§ PROMPT
Print the data that follows exactly.

§ LISTED ENTRIES
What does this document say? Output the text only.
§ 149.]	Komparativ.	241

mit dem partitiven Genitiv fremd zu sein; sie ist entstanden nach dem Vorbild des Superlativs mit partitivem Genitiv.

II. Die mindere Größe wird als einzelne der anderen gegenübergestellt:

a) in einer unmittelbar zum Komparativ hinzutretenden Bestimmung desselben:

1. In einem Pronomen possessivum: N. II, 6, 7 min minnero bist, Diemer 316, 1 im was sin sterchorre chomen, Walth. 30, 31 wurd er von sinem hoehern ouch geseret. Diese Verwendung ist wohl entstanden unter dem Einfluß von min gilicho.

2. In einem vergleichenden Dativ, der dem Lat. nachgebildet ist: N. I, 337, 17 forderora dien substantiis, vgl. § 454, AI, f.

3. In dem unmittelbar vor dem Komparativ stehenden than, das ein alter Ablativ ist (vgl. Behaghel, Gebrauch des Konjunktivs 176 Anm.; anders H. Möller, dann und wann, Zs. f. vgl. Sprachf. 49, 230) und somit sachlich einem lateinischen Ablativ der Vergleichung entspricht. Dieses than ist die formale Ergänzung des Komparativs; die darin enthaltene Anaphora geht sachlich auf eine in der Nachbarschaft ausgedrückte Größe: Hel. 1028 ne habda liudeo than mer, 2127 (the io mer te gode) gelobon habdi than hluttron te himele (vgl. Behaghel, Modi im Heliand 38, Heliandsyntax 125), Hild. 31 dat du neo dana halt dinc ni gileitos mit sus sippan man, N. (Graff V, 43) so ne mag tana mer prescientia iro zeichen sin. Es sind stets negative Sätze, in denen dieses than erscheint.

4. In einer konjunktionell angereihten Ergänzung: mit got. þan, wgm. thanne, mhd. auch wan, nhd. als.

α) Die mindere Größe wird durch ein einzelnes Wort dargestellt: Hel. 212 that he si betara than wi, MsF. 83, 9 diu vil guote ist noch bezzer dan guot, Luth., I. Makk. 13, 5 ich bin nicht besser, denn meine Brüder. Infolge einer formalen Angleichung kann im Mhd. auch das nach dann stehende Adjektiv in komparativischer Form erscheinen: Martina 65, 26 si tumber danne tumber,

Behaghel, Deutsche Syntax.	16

§ SOLUTION FOR THIS EXERCISE
What does this document say? Output the text only.
§ 149.]	Komparativ.	241

mit dem partitiven Genitiv fremd zu sein; sie ist entstanden nach dem Vorbild des Superlativs mit partitivem Genitiv.

II. Die mindere Größe wird als einzelne der anderen gegenübergestellt:

a) in einer unmittelbar zum Komparativ hinzutretenden Bestimmung desselben:

1. In einem Pronomen possessivum: N. II, 6, 7 min minnero bist, Diemer 316, 1 im was sin sterchorre chomen, Walth. 30, 31 wurd er von sinem hoehern ouch geseret. Diese Verwendung ist wohl entstanden unter dem Einfluß von min gilicho.

2. In einem vergleichenden Dativ, der dem Lat. nachgebildet ist: N. I, 337, 17 forderora dien substantiis, vgl. § 454, AI, f.

3. In dem unmittelbar vor dem Komparativ stehenden than, das ein alter Ablativ ist (vgl. Behaghel, Gebrauch des Konjunktivs 176 Anm.; anders H. Möller, dann und wann, Zs. f. vgl. Sprachf. 49, 230) und somit sachlich einem lateinischen Ablativ der Vergleichung entspricht. Dieses than ist die formale Ergänzung des Komparativs; die darin enthaltene Anaphora geht sachlich auf eine in der Nachbarschaft ausgedrückte Größe: Hel. 1028 ne habda liudeo than mer, 2127 (the io mer te gode) gelobon habdi than hluttron te himele (vgl. Behaghel, Modi im Heliand 38, Heliandsyntax 125), Hild. 31 dat du neo dana halt dinc ni gileitos mit sus sippan man, N. (Graff V, 43) so ne mag tana mer prescientia iro zeichen sin. Es sind stets negative Sätze, in denen dieses than erscheint.

4. In einer konjunktionell angereihten Ergänzung: mit got. þan, wgm. thanne, mhd. auch wan, nhd. als.

α) Die mindere Größe wird durch ein einzelnes Wort dargestellt: Hel. 212 that he si betara than wi, MsF. 83, 9 diu vil guote ist noch bezzer dan guot, Luth., I. Makk. 13, 5 ich bin nicht besser, denn meine Brüder. Infolge einer formalen Angleichung kann im Mhd. auch das nach dann stehende Adjektiv in komparativischer Form erscheinen: Martina 65, 26 si tumber danne tumber,

Behaghel, Deutsche Syntax.	16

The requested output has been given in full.